Stored entries
********

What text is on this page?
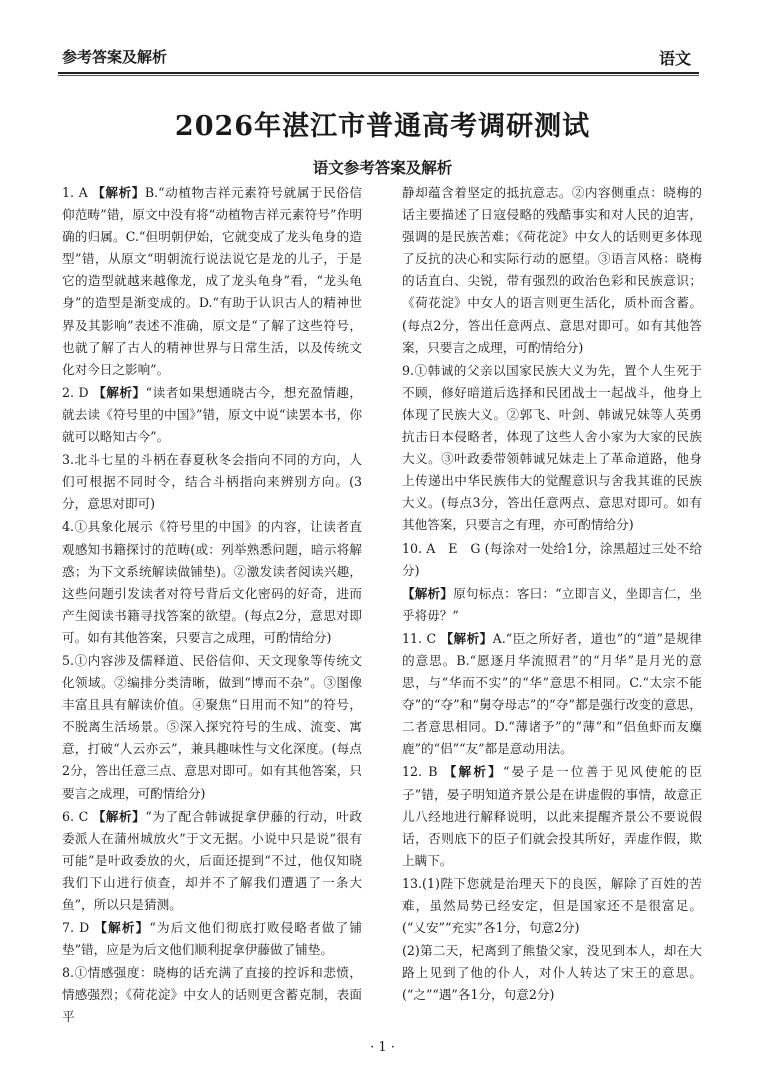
参考答案及解析	语文
2026年湛江市普通高考调研测试
语文参考答案及解析
1. A 【解析】B.“动植物吉祥元素符号就属于民俗信仰范畴”错，原文中没有将“动植物吉祥元素符号”作明确的归属。C.“但明朝伊始，它就变成了龙头龟身的造型”错，从原文“明朝流行说法说它是龙的儿子，于是它的造型就越来越像龙，成了龙头龟身”看，“龙头龟身”的造型是渐变成的。D.“有助于认识古人的精神世界及其影响”表述不准确，原文是“了解了这些符号，也就了解了古人的精神世界与日常生活，以及传统文化对今日之影响”。
2. D 【解析】“读者如果想通晓古今，想充盈情趣，就去读《符号里的中国》”错，原文中说“读罢本书，你就可以略知古今”。
3.北斗七星的斗柄在春夏秋冬会指向不同的方向，人们可根据不同时令，结合斗柄指向来辨别方向。(3分，意思对即可)
4.①具象化展示《符号里的中国》的内容，让读者直观感知书籍探讨的范畴(或：列举熟悉问题，暗示将解惑；为下文系统解读做铺垫)。②激发读者阅读兴趣，这些问题引发读者对符号背后文化密码的好奇，进而产生阅读书籍寻找答案的欲望。(每点2分，意思对即可。如有其他答案，只要言之成理，可酌情给分)
5.①内容涉及儒释道、民俗信仰、天文现象等传统文化领域。②编排分类清晰，做到“博而不杂”。③图像丰富且具有解读价值。④聚焦“日用而不知”的符号，不脱离生活场景。⑤深入探究符号的生成、流变、寓意，打破“人云亦云”，兼具趣味性与文化深度。(每点2分，答出任意三点、意思对即可。如有其他答案，只要言之成理，可酌情给分)
6. C 【解析】“为了配合韩诚捉拿伊藤的行动，叶政委派人在蒲州城放火”于文无据。小说中只是说“很有可能”是叶政委放的火，后面还提到“不过，他仅知晓我们下山进行侦查，却并不了解我们遭遇了一条大鱼”，所以只是猜测。
7. D 【解析】“为后文他们彻底打败侵略者做了铺垫”错，应是为后文他们顺利捉拿伊藤做了铺垫。
8.①情感强度：晓梅的话充满了直接的控诉和悲愤，情感强烈；《荷花淀》中女人的话则更含蓄克制，表面平
静却蕴含着坚定的抵抗意志。②内容侧重点：晓梅的话主要描述了日寇侵略的残酷事实和对人民的迫害，强调的是民族苦难；《荷花淀》中女人的话则更多体现了反抗的决心和实际行动的愿望。③语言风格：晓梅的话直白、尖锐，带有强烈的政治色彩和民族意识；《荷花淀》中女人的语言则更生活化，质朴而含蓄。(每点2分，答出任意两点、意思对即可。如有其他答案，只要言之成理，可酌情给分)
9.①韩诚的父亲以国家民族大义为先，置个人生死于不顾，修好暗道后选择和民团战士一起战斗，他身上体现了民族大义。②郭飞、叶剑、韩诚兄妹等人英勇抗击日本侵略者，体现了这些人舍小家为大家的民族大义。③叶政委带领韩诚兄妹走上了革命道路，他身上传递出中华民族伟大的觉醒意识与舍我其谁的民族大义。(每点3分，答出任意两点、意思对即可。如有其他答案，只要言之有理，亦可酌情给分)
10. A　E　G (每涂对一处给1分，涂黑超过三处不给分)
【解析】原句标点：客曰：“立即言义，坐即言仁，坐乎将毋？”
11. C 【解析】A.“臣之所好者，道也”的“道”是规律的意思。B.“愿逐月华流照君”的“月华”是月光的意思，与“华而不实”的“华”意思不相同。C.“太宗不能夺”的“夺”和“舅夺母志”的“夺”都是强行改变的意思，二者意思相同。D.“薄诸予”的“薄”和“侣鱼虾而友麋鹿”的“侣”“友”都是意动用法。
12. B 【解析】“晏子是一位善于见风使舵的臣子”错，晏子明知道齐景公是在讲虚假的事情，故意正儿八经地进行解释说明，以此来提醒齐景公不要说假话，否则底下的臣子们就会投其所好，弄虚作假，欺上瞒下。
13.(1)陛下您就是治理天下的良医，解除了百姓的苦难，虽然局势已经安定，但是国家还不是很富足。(“乂安”“充实”各1分，句意2分)
(2)第二天，杞离到了熊蛰父家，没见到本人，却在大路上见到了他的仆人，对仆人转达了宋王的意思。(“之”“遇”各1分，句意2分)
· 1 ·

********

» **YOUR INSTRUCTIONS**
Copy each line in the data that holds the word "符号里的中国".

» **FULL RESPONSE**
2. D 【解析】“读者如果想通晓古今，想充盈情趣，就去读《符号里的中国》”错，原文中说“读罢本书，你就可以略知古今”。
4.①具象化展示《符号里的中国》的内容，让读者直观感知书籍探讨的范畴(或：列举熟悉问题，暗示将解惑；为下文系统解读做铺垫)。②激发读者阅读兴趣，这些问题引发读者对符号背后文化密码的好奇，进而产生阅读书籍寻找答案的欲望。(每点2分，意思对即可。如有其他答案，只要言之成理，可酌情给分)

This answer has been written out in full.